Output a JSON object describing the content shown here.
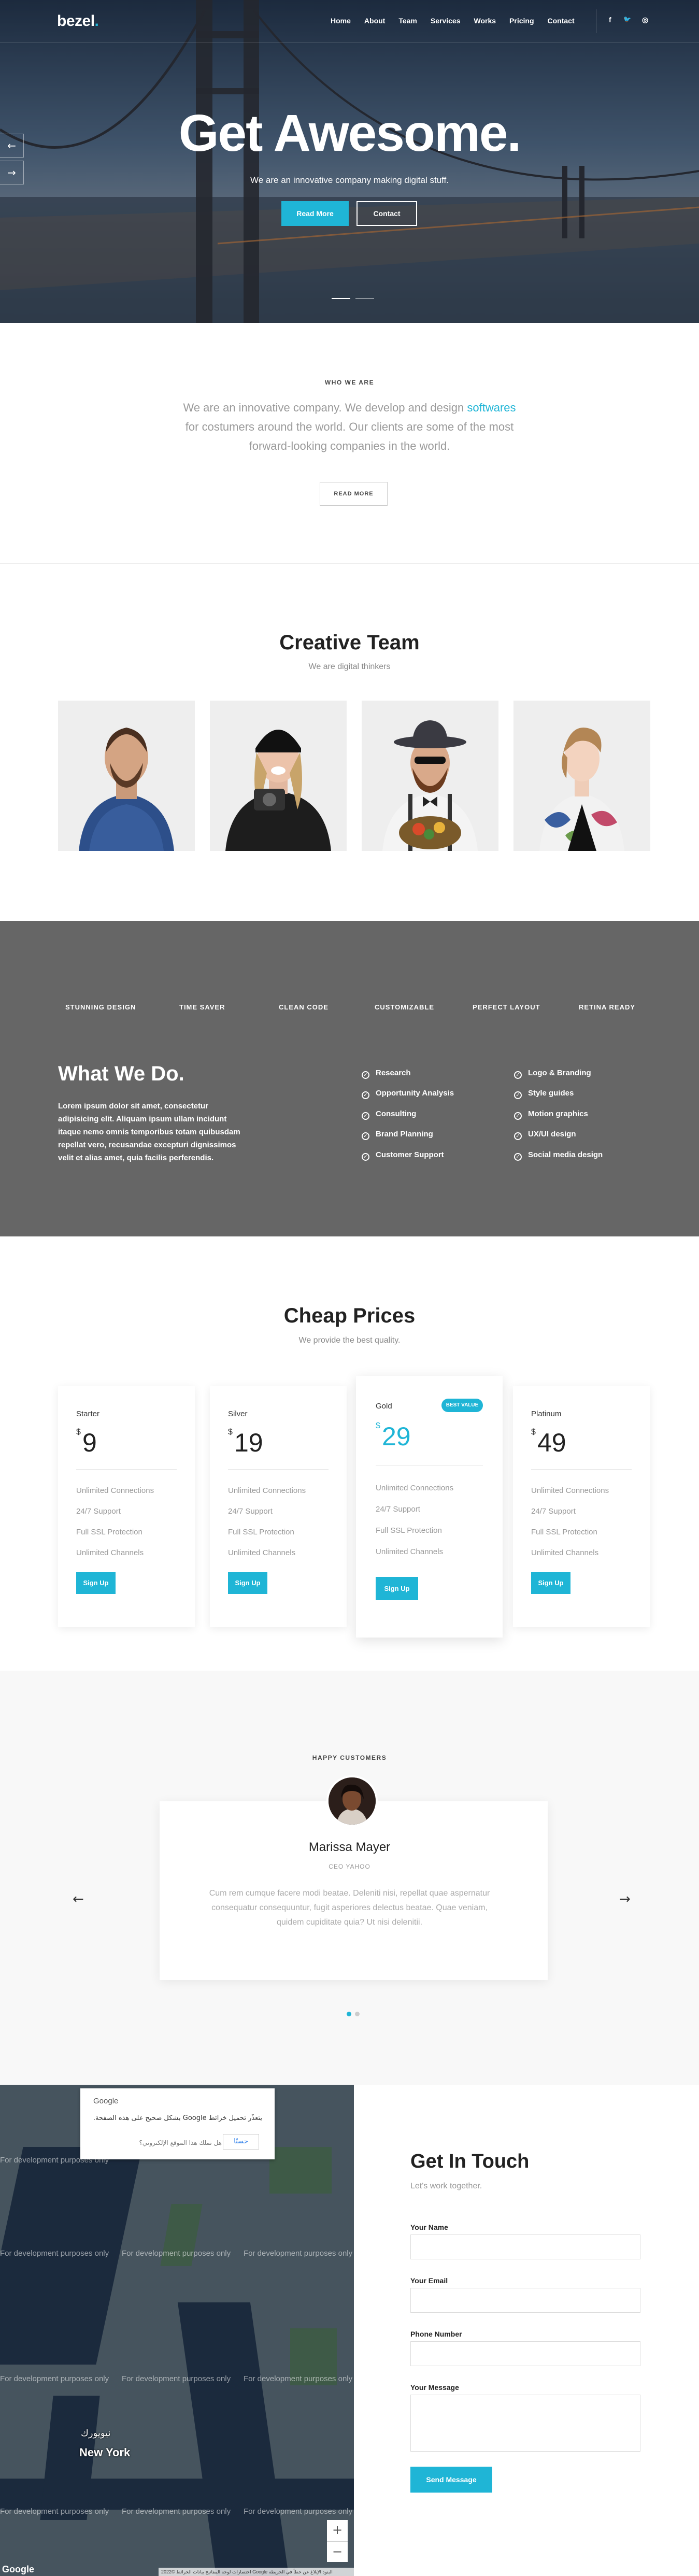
{
  "nav": {
    "logo": "bezel",
    "logo_dot": ".",
    "items": [
      {
        "label": "Home"
      },
      {
        "label": "About"
      },
      {
        "label": "Team"
      },
      {
        "label": "Services"
      },
      {
        "label": "Works"
      },
      {
        "label": "Pricing"
      },
      {
        "label": "Contact"
      }
    ],
    "social": [
      {
        "icon": "facebook-icon",
        "glyph": "f"
      },
      {
        "icon": "twitter-icon",
        "glyph": "🐦"
      },
      {
        "icon": "instagram-icon",
        "glyph": "◎"
      }
    ]
  },
  "hero": {
    "title": "Get Awesome.",
    "subtitle": "We are an innovative company making digital stuff.",
    "read_more": "Read More",
    "contact": "Contact",
    "prev_arrow": "←",
    "next_arrow": "→",
    "slides": 2,
    "active_slide": 1
  },
  "about": {
    "label": "WHO WE ARE",
    "text_before": "We are an innovative company. We develop and design ",
    "highlight": "softwares",
    "text_after": " for costumers around the world. Our clients are some of the most forward-looking companies in the world.",
    "read_more": "READ MORE"
  },
  "team": {
    "title": "Creative Team",
    "subtitle": "We are digital thinkers",
    "members": [
      {
        "photo": "man in blue plaid shirt"
      },
      {
        "photo": "woman with beanie and camera"
      },
      {
        "photo": "bearded man with hat and sunglasses"
      },
      {
        "photo": "woman in floral top"
      }
    ]
  },
  "features": {
    "tabs": [
      "STUNNING DESIGN",
      "TIME SAVER",
      "CLEAN CODE",
      "CUSTOMIZABLE",
      "PERFECT LAYOUT",
      "RETINA READY"
    ],
    "title": "What We Do.",
    "text": "Lorem ipsum dolor sit amet, consectetur adipisicing elit. Aliquam ipsum ullam incidunt itaque nemo omnis temporibus totam quibusdam repellat vero, recusandae excepturi dignissimos velit et alias amet, quia facilis perferendis.",
    "list_left": [
      "Research",
      "Opportunity Analysis",
      "Consulting",
      "Brand Planning",
      "Customer Support"
    ],
    "list_right": [
      "Logo & Branding",
      "Style guides",
      "Motion graphics",
      "UX/UI design",
      "Social media design"
    ],
    "check_glyph": "✓",
    "bg_color": "#666666"
  },
  "pricing": {
    "title": "Cheap Prices",
    "subtitle": "We provide the best quality.",
    "plans": [
      {
        "name": "Starter",
        "currency": "$",
        "price": "9",
        "features": [
          "Unlimited Connections",
          "24/7 Support",
          "Full SSL Protection",
          "Unlimited Channels"
        ],
        "button": "Sign Up"
      },
      {
        "name": "Silver",
        "currency": "$",
        "price": "19",
        "features": [
          "Unlimited Connections",
          "24/7 Support",
          "Full SSL Protection",
          "Unlimited Channels"
        ],
        "button": "Sign Up"
      },
      {
        "name": "Gold",
        "currency": "$",
        "price": "29",
        "badge": "BEST VALUE",
        "features": [
          "Unlimited Connections",
          "24/7 Support",
          "Full SSL Protection",
          "Unlimited Channels"
        ],
        "button": "Sign Up"
      },
      {
        "name": "Platinum",
        "currency": "$",
        "price": "49",
        "features": [
          "Unlimited Connections",
          "24/7 Support",
          "Full SSL Protection",
          "Unlimited Channels"
        ],
        "button": "Sign Up"
      }
    ],
    "accent": "#1fb5d6"
  },
  "testimonial": {
    "label": "HAPPY CUSTOMERS",
    "name": "Marissa Mayer",
    "role": "CEO YAHOO",
    "quote": "Cum rem cumque facere modi beatae. Deleniti nisi, repellat quae aspernatur consequatur consequuntur, fugit asperiores delectus beatae. Quae veniam, quidem cupiditate quia? Ut nisi delenitii.",
    "prev": "←",
    "next": "→",
    "slides": 2,
    "active_slide": 1
  },
  "map": {
    "dialog_brand": "Google",
    "dialog_message": "يتعذّر تحميل خرائط Google بشكل صحيح على هذه الصفحة.",
    "dialog_link": "هل تملك هذا الموقع الإلكتروني؟",
    "dialog_ok": "حسنًا",
    "watermark": "For development purposes only",
    "city": "New York",
    "city_ar": "نيويورك",
    "zoom_in": "+",
    "zoom_out": "−",
    "footer": "اختصارات لوحة المفاتيح  بيانات الخرائط ©2022 Google  البنود  الإبلاغ عن خطأ في الخريطة",
    "google_logo": "Google"
  },
  "contact": {
    "title": "Get In Touch",
    "subtitle": "Let's work together.",
    "fields": [
      {
        "label": "Your Name"
      },
      {
        "label": "Your Email"
      },
      {
        "label": "Phone Number"
      },
      {
        "label": "Your Message"
      }
    ],
    "send": "Send Message"
  }
}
---
> Instruction
Reproduce the material in full, word for word, and omit the pictures.

> In response
Output a JSON object describing the content shown here.
{
  "nav": {
    "logo": "bezel",
    "logo_dot": ".",
    "items": [
      {
        "label": "Home"
      },
      {
        "label": "About"
      },
      {
        "label": "Team"
      },
      {
        "label": "Services"
      },
      {
        "label": "Works"
      },
      {
        "label": "Pricing"
      },
      {
        "label": "Contact"
      }
    ],
    "social": [
      {
        "icon": "facebook-icon",
        "glyph": "f"
      },
      {
        "icon": "twitter-icon",
        "glyph": "🐦"
      },
      {
        "icon": "instagram-icon",
        "glyph": "◎"
      }
    ]
  },
  "hero": {
    "title": "Get Awesome.",
    "subtitle": "We are an innovative company making digital stuff.",
    "read_more": "Read More",
    "contact": "Contact",
    "prev_arrow": "←",
    "next_arrow": "→",
    "slides": 2,
    "active_slide": 1
  },
  "about": {
    "label": "WHO WE ARE",
    "text_before": "We are an innovative company. We develop and design ",
    "highlight": "softwares",
    "text_after": " for costumers around the world. Our clients are some of the most forward-looking companies in the world.",
    "read_more": "READ MORE"
  },
  "team": {
    "title": "Creative Team",
    "subtitle": "We are digital thinkers",
    "members": [
      {
        "photo": "man in blue plaid shirt"
      },
      {
        "photo": "woman with beanie and camera"
      },
      {
        "photo": "bearded man with hat and sunglasses"
      },
      {
        "photo": "woman in floral top"
      }
    ]
  },
  "features": {
    "tabs": [
      "STUNNING DESIGN",
      "TIME SAVER",
      "CLEAN CODE",
      "CUSTOMIZABLE",
      "PERFECT LAYOUT",
      "RETINA READY"
    ],
    "title": "What We Do.",
    "text": "Lorem ipsum dolor sit amet, consectetur adipisicing elit. Aliquam ipsum ullam incidunt itaque nemo omnis temporibus totam quibusdam repellat vero, recusandae excepturi dignissimos velit et alias amet, quia facilis perferendis.",
    "list_left": [
      "Research",
      "Opportunity Analysis",
      "Consulting",
      "Brand Planning",
      "Customer Support"
    ],
    "list_right": [
      "Logo & Branding",
      "Style guides",
      "Motion graphics",
      "UX/UI design",
      "Social media design"
    ],
    "check_glyph": "✓",
    "bg_color": "#666666"
  },
  "pricing": {
    "title": "Cheap Prices",
    "subtitle": "We provide the best quality.",
    "plans": [
      {
        "name": "Starter",
        "currency": "$",
        "price": "9",
        "features": [
          "Unlimited Connections",
          "24/7 Support",
          "Full SSL Protection",
          "Unlimited Channels"
        ],
        "button": "Sign Up"
      },
      {
        "name": "Silver",
        "currency": "$",
        "price": "19",
        "features": [
          "Unlimited Connections",
          "24/7 Support",
          "Full SSL Protection",
          "Unlimited Channels"
        ],
        "button": "Sign Up"
      },
      {
        "name": "Gold",
        "currency": "$",
        "price": "29",
        "badge": "BEST VALUE",
        "features": [
          "Unlimited Connections",
          "24/7 Support",
          "Full SSL Protection",
          "Unlimited Channels"
        ],
        "button": "Sign Up"
      },
      {
        "name": "Platinum",
        "currency": "$",
        "price": "49",
        "features": [
          "Unlimited Connections",
          "24/7 Support",
          "Full SSL Protection",
          "Unlimited Channels"
        ],
        "button": "Sign Up"
      }
    ],
    "accent": "#1fb5d6"
  },
  "testimonial": {
    "label": "HAPPY CUSTOMERS",
    "name": "Marissa Mayer",
    "role": "CEO YAHOO",
    "quote": "Cum rem cumque facere modi beatae. Deleniti nisi, repellat quae aspernatur consequatur consequuntur, fugit asperiores delectus beatae. Quae veniam, quidem cupiditate quia? Ut nisi delenitii.",
    "prev": "←",
    "next": "→",
    "slides": 2,
    "active_slide": 1
  },
  "map": {
    "dialog_brand": "Google",
    "dialog_message": "يتعذّر تحميل خرائط Google بشكل صحيح على هذه الصفحة.",
    "dialog_link": "هل تملك هذا الموقع الإلكتروني؟",
    "dialog_ok": "حسنًا",
    "watermark": "For development purposes only",
    "city": "New York",
    "city_ar": "نيويورك",
    "zoom_in": "+",
    "zoom_out": "−",
    "footer": "اختصارات لوحة المفاتيح  بيانات الخرائط ©2022 Google  البنود  الإبلاغ عن خطأ في الخريطة",
    "google_logo": "Google"
  },
  "contact": {
    "title": "Get In Touch",
    "subtitle": "Let's work together.",
    "fields": [
      {
        "label": "Your Name"
      },
      {
        "label": "Your Email"
      },
      {
        "label": "Phone Number"
      },
      {
        "label": "Your Message"
      }
    ],
    "send": "Send Message"
  }
}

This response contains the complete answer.